**Given problem:** Copy out the lines that have "Civil" in them.

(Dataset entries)
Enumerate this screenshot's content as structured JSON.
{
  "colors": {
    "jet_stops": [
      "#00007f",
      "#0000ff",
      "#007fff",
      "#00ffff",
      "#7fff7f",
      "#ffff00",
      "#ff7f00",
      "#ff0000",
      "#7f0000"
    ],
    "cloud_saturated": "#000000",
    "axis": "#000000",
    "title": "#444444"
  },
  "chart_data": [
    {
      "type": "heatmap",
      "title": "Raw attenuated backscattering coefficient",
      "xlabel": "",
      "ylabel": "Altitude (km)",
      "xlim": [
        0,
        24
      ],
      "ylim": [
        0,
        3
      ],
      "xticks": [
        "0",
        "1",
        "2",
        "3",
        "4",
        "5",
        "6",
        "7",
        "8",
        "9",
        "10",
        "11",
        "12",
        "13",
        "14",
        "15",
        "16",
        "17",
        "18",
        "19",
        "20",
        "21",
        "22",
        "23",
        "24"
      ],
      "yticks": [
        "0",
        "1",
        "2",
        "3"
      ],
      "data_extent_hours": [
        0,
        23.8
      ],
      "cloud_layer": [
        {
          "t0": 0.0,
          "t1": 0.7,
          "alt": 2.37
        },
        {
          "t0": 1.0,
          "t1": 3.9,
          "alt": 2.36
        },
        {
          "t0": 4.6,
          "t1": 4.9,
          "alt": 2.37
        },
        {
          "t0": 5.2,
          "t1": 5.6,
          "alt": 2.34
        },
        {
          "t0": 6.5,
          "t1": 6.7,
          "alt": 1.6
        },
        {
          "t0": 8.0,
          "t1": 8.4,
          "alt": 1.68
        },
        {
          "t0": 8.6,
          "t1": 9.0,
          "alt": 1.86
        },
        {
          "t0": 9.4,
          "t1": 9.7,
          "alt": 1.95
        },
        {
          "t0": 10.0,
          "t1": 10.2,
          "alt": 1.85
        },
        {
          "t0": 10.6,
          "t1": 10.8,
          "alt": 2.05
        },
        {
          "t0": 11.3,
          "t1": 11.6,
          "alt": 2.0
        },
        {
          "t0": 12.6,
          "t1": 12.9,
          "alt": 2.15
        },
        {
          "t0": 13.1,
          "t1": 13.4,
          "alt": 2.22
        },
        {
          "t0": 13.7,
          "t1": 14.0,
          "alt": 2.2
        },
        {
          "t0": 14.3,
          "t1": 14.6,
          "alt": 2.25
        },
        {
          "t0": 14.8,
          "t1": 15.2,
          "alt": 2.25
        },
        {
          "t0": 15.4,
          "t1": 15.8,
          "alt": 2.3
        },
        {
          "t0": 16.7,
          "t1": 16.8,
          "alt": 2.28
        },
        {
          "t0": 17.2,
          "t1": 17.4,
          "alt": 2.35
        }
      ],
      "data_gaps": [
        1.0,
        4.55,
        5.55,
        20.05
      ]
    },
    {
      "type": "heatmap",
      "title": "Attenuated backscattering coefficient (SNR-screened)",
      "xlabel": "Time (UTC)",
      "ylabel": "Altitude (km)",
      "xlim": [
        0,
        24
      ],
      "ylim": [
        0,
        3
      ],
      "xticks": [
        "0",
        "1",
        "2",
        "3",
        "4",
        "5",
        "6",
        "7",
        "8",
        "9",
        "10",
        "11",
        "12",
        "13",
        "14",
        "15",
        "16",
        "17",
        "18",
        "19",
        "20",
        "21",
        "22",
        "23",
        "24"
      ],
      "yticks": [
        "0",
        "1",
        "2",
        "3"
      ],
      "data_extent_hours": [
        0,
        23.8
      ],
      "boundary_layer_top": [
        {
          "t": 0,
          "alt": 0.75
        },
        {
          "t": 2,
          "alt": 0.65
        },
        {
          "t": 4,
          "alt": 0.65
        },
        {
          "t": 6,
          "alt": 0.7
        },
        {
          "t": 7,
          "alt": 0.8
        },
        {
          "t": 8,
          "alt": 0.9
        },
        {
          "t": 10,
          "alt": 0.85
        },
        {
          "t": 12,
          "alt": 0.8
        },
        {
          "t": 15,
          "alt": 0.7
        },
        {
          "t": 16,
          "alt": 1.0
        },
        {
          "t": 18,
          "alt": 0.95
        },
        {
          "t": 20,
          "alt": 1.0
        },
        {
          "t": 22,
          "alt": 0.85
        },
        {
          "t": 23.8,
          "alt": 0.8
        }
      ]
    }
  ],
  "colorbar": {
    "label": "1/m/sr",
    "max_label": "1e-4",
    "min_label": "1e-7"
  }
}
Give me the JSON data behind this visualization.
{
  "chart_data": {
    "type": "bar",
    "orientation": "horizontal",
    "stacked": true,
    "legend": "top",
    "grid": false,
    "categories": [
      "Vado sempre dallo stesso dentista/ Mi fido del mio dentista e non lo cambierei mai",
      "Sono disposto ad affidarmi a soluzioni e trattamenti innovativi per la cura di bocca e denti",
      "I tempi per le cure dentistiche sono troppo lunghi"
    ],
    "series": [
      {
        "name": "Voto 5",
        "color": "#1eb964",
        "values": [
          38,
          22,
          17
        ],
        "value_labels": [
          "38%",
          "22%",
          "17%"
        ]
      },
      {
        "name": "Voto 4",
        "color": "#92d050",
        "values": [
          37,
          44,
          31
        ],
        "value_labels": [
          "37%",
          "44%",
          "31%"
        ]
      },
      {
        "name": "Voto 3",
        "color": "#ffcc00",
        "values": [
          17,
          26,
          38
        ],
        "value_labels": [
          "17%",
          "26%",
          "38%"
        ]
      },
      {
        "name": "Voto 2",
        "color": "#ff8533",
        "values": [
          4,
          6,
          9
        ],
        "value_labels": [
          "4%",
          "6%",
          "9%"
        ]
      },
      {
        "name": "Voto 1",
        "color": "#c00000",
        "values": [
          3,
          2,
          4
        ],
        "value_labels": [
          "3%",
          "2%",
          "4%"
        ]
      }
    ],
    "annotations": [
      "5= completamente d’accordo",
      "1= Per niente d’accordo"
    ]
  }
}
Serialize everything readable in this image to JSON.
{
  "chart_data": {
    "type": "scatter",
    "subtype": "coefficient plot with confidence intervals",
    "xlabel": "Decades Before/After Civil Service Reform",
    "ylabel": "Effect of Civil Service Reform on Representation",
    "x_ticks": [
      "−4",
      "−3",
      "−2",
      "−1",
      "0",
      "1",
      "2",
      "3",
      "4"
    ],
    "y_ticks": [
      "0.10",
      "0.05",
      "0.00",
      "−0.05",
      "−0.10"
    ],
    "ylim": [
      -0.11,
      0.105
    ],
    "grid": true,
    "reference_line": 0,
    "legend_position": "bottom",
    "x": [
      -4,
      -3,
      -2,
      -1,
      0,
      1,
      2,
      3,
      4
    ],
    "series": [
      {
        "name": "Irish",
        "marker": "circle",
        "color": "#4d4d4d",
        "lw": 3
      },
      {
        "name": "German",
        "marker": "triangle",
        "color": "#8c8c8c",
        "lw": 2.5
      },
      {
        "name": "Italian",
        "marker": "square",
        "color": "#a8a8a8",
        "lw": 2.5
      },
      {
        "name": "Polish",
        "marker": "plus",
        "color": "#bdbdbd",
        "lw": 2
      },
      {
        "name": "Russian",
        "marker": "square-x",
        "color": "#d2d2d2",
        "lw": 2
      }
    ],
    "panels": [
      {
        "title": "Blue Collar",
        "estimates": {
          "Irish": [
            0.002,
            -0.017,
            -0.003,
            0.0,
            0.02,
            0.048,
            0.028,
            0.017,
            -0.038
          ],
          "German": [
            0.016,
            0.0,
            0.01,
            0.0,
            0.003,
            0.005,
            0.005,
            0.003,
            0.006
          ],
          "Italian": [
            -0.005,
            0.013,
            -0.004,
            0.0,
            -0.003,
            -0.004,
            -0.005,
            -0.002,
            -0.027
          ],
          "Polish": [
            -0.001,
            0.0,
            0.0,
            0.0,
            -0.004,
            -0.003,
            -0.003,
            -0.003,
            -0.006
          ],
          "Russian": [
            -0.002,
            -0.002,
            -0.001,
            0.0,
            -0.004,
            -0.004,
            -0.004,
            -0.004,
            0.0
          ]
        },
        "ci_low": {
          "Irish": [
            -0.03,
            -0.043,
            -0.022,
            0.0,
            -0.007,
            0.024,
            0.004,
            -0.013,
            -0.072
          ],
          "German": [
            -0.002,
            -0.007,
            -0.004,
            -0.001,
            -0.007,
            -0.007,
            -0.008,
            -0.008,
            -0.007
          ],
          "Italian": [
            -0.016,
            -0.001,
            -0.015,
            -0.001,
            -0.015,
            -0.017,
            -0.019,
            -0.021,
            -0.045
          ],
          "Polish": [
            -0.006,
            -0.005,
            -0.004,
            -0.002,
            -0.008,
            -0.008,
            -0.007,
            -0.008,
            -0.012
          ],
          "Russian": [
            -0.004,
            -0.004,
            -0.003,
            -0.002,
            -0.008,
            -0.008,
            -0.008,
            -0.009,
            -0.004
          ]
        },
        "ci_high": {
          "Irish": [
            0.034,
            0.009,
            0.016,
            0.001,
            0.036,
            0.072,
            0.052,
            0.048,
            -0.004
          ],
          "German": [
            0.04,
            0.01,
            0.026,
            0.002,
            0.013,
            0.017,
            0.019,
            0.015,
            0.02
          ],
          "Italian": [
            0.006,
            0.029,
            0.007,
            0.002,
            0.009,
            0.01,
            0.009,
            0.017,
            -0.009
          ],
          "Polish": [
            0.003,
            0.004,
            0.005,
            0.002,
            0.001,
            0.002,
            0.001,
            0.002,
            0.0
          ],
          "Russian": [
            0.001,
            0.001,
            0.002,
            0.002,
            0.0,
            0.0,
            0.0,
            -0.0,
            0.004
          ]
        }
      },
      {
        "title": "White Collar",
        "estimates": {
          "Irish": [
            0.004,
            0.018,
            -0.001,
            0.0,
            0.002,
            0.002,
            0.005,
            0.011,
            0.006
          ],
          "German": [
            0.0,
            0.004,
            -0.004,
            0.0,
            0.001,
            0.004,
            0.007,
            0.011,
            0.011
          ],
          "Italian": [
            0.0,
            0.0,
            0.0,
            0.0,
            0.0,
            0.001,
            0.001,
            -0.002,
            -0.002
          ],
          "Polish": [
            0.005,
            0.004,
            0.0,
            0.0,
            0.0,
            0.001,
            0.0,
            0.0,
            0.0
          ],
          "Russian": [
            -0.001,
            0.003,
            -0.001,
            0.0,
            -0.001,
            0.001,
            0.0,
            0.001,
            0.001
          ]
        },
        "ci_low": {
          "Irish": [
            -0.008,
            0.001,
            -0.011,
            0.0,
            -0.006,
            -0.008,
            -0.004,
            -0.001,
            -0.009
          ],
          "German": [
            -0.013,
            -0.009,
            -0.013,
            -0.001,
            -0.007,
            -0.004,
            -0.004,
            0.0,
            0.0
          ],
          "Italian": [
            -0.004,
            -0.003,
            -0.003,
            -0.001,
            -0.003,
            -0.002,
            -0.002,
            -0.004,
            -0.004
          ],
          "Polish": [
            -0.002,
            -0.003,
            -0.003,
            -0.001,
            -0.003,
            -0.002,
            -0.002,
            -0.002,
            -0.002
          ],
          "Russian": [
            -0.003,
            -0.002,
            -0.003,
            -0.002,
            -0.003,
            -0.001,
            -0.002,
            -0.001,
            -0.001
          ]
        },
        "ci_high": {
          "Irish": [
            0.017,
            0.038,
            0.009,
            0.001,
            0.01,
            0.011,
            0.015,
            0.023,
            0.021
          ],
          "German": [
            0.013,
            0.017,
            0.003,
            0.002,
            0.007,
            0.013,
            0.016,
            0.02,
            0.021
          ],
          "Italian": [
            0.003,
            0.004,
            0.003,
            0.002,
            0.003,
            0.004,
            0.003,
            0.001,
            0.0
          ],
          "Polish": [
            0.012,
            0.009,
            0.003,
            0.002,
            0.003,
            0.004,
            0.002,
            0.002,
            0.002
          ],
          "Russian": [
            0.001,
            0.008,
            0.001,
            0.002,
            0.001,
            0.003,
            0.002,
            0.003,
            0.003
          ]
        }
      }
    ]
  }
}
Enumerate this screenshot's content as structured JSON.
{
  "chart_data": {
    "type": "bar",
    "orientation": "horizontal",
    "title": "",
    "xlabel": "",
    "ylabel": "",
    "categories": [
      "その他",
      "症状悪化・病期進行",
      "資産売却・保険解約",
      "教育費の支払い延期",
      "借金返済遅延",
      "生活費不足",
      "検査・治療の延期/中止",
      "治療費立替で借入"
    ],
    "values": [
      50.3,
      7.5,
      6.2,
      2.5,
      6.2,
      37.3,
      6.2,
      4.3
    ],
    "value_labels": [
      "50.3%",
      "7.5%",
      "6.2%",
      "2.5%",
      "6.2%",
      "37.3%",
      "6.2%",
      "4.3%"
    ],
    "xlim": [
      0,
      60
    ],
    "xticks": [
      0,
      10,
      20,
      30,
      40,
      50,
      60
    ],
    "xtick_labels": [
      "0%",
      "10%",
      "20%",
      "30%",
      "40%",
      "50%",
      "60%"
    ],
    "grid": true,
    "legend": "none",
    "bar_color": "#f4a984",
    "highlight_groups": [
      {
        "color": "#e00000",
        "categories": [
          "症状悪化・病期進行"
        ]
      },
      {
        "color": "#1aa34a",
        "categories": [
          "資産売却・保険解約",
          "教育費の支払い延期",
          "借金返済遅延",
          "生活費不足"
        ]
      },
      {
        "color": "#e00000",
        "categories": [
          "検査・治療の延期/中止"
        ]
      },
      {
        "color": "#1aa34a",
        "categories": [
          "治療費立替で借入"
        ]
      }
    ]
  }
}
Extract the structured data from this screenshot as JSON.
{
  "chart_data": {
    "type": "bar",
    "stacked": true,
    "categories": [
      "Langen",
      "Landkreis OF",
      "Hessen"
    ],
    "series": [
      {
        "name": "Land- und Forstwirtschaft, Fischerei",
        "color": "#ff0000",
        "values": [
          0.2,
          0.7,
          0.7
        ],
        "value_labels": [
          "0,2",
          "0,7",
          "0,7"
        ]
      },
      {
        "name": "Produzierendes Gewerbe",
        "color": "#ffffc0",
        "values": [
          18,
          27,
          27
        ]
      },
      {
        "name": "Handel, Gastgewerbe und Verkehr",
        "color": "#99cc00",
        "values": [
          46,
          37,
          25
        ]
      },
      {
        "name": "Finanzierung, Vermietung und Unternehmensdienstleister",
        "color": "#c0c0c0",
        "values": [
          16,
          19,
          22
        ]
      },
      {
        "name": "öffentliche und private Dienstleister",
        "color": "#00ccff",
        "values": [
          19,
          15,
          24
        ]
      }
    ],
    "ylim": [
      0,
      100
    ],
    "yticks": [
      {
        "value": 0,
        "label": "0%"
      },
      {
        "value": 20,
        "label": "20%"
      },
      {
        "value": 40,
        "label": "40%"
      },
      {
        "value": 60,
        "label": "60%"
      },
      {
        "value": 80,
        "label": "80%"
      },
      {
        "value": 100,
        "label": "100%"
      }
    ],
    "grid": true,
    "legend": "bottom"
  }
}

**Solution below:**
    "xlabel": "Decades Before/After Civil Service Reform",
    "ylabel": "Effect of Civil Service Reform on Representation",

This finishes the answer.